From the listing below, tally the lines that include "Test". Return only the total.

## begin

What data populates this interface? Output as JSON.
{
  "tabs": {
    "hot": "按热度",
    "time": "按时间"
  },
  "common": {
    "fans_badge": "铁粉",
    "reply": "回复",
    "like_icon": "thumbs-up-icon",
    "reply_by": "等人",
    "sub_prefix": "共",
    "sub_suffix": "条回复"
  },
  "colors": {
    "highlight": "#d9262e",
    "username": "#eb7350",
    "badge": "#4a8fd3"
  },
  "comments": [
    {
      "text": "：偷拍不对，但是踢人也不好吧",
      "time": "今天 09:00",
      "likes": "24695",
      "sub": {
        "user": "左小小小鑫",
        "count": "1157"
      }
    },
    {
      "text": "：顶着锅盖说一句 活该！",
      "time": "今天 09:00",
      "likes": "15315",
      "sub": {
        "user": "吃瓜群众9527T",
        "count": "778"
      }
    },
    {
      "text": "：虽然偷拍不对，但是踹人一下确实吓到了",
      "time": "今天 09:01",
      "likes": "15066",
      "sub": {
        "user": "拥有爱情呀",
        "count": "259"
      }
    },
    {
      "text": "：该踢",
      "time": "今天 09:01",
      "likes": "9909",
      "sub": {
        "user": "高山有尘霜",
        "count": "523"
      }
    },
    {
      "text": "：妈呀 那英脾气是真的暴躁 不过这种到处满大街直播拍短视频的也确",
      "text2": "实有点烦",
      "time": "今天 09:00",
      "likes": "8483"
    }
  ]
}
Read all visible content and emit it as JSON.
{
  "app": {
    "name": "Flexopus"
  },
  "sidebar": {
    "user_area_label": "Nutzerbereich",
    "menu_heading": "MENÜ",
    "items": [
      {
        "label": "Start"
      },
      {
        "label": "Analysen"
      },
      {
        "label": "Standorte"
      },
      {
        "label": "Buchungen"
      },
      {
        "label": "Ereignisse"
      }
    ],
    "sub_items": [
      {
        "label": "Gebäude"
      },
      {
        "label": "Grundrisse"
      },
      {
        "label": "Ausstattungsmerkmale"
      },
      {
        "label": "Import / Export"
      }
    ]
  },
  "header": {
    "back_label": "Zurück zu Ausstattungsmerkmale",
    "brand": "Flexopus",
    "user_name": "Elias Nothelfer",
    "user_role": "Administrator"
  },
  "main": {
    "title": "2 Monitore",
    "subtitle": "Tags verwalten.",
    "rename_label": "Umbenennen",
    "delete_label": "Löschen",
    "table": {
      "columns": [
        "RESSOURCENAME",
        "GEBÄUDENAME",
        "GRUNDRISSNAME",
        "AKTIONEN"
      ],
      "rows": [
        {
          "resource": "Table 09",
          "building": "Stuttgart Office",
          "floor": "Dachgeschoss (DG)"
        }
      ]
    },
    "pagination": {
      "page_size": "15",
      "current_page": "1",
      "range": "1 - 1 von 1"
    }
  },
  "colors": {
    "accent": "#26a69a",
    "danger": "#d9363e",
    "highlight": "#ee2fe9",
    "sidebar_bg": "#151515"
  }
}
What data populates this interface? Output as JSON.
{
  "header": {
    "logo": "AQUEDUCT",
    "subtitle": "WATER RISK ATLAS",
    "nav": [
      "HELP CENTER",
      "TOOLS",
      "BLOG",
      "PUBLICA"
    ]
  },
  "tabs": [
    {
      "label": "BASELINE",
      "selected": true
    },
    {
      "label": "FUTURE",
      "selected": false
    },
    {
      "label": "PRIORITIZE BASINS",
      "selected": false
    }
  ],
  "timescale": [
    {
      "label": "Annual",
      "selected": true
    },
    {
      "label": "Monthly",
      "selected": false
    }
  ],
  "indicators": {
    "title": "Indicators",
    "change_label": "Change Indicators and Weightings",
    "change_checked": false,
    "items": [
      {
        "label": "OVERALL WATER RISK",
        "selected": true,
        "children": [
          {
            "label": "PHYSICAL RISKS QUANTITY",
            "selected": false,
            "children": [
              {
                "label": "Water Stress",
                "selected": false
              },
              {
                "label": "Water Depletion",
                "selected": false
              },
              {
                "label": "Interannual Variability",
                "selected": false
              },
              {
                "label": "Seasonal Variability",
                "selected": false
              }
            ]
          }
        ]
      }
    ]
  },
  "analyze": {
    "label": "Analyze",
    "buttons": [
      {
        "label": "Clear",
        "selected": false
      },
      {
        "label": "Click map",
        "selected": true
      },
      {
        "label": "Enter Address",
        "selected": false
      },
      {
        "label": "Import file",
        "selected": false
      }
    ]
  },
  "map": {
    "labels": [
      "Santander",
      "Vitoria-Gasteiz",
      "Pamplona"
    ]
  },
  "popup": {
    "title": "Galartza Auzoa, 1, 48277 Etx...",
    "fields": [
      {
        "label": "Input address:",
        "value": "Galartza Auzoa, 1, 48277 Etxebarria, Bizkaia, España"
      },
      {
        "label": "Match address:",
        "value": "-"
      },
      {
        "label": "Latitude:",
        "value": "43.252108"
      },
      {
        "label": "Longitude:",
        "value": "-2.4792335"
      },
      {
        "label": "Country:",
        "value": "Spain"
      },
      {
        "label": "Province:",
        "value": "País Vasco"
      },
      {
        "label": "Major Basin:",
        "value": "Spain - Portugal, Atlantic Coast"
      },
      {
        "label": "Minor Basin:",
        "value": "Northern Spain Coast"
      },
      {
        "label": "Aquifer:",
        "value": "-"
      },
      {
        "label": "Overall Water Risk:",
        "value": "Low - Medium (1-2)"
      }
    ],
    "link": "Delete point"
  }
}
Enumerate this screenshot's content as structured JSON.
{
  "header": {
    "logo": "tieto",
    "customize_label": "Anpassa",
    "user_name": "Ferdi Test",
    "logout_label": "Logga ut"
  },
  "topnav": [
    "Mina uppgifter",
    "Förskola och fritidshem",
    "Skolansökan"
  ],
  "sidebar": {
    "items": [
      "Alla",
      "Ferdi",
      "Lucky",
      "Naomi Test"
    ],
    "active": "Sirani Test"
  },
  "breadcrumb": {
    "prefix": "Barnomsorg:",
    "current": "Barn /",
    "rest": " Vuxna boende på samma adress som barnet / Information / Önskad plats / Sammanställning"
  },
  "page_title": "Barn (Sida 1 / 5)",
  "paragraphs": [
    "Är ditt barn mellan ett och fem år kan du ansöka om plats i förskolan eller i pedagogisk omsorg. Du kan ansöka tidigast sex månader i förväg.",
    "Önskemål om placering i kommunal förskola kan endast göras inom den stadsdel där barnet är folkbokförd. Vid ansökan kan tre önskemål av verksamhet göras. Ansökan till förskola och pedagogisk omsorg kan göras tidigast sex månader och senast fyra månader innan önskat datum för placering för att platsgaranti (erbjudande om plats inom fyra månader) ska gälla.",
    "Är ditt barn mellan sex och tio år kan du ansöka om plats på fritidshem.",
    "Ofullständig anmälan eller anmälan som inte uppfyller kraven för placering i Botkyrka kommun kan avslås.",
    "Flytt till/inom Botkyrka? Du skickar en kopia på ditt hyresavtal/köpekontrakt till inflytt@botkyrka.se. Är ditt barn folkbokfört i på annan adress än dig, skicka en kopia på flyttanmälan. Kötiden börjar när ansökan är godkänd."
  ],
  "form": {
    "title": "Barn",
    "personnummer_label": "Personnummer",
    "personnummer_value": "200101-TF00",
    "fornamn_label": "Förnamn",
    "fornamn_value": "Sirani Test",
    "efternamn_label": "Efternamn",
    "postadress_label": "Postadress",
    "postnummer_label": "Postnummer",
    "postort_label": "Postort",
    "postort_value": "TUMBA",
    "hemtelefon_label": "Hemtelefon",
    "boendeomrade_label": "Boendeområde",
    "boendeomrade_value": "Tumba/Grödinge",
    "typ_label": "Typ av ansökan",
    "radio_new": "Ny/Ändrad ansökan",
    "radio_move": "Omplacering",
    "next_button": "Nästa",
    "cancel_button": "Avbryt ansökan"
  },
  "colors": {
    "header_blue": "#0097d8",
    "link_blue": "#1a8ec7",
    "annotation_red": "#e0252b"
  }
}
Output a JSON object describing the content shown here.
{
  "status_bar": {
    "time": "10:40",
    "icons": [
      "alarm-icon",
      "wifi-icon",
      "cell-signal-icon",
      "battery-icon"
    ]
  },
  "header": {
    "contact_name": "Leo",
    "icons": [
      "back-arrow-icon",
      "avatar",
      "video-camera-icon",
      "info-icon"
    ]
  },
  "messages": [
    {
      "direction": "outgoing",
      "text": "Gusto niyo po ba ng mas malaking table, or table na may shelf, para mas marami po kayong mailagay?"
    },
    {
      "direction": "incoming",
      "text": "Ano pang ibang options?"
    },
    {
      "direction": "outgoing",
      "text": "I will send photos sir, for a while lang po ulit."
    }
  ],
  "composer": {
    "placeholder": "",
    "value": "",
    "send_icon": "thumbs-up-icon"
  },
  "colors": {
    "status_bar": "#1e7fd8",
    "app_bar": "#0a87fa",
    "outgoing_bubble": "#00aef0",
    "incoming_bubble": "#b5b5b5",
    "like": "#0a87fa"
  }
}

## end

Solution below: 4